Exercise description: Lines holding the string "demo" are the ones to copy from this listing.

Stored records:
-- -- --

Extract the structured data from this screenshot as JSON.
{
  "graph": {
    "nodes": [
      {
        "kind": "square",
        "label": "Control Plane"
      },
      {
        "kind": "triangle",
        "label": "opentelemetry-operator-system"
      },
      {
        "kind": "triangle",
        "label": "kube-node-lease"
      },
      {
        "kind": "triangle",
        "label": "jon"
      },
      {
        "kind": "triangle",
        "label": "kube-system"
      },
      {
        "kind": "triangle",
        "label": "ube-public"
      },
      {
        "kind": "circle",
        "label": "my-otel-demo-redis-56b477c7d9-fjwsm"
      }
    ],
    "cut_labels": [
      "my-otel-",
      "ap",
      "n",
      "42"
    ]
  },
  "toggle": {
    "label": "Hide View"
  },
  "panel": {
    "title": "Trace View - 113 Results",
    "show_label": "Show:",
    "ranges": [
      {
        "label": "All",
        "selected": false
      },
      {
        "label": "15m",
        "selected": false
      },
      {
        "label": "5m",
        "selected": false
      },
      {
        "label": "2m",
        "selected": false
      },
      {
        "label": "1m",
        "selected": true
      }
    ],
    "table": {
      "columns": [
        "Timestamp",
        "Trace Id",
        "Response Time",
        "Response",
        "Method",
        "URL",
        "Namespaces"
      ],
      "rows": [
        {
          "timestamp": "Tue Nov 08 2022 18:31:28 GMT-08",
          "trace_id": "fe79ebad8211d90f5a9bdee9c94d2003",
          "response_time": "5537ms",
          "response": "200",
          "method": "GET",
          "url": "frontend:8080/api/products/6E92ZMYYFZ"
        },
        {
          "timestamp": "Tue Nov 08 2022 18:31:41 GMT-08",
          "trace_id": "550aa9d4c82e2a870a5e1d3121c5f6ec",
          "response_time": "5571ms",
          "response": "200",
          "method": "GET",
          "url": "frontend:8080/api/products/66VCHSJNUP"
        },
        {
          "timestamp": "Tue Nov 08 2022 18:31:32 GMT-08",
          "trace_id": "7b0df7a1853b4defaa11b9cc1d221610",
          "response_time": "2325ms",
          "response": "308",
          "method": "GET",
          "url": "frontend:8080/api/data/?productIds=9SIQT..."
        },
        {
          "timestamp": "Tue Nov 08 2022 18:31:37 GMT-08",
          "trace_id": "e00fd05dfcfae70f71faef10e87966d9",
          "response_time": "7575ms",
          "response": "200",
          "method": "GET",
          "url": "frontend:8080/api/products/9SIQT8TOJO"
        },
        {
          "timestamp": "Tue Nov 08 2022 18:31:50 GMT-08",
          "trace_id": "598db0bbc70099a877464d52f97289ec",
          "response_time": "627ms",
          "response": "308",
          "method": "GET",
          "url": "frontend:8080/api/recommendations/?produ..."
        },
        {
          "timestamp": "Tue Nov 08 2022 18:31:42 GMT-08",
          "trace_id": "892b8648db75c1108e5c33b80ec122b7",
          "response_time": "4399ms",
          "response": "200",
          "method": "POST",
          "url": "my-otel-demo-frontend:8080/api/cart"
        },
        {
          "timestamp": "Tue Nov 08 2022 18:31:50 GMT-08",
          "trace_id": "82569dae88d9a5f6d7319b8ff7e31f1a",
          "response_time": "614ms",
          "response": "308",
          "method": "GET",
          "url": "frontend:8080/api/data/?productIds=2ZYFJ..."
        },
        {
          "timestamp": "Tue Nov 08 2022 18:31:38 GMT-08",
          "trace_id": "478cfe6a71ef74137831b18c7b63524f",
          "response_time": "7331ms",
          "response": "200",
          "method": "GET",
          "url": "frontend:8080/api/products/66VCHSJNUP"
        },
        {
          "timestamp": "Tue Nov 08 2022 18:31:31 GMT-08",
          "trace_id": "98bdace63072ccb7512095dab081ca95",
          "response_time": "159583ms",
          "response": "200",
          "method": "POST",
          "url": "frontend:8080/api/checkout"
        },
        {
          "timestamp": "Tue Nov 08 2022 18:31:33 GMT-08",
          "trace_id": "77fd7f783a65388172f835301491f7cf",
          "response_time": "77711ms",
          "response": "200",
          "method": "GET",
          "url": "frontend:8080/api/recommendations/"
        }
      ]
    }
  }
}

-- -- --

Complete response:
        "label": "my-otel-demo-redis-56b477c7d9-fjwsm"
          "url": "my-otel-demo-frontend:8080/api/cart"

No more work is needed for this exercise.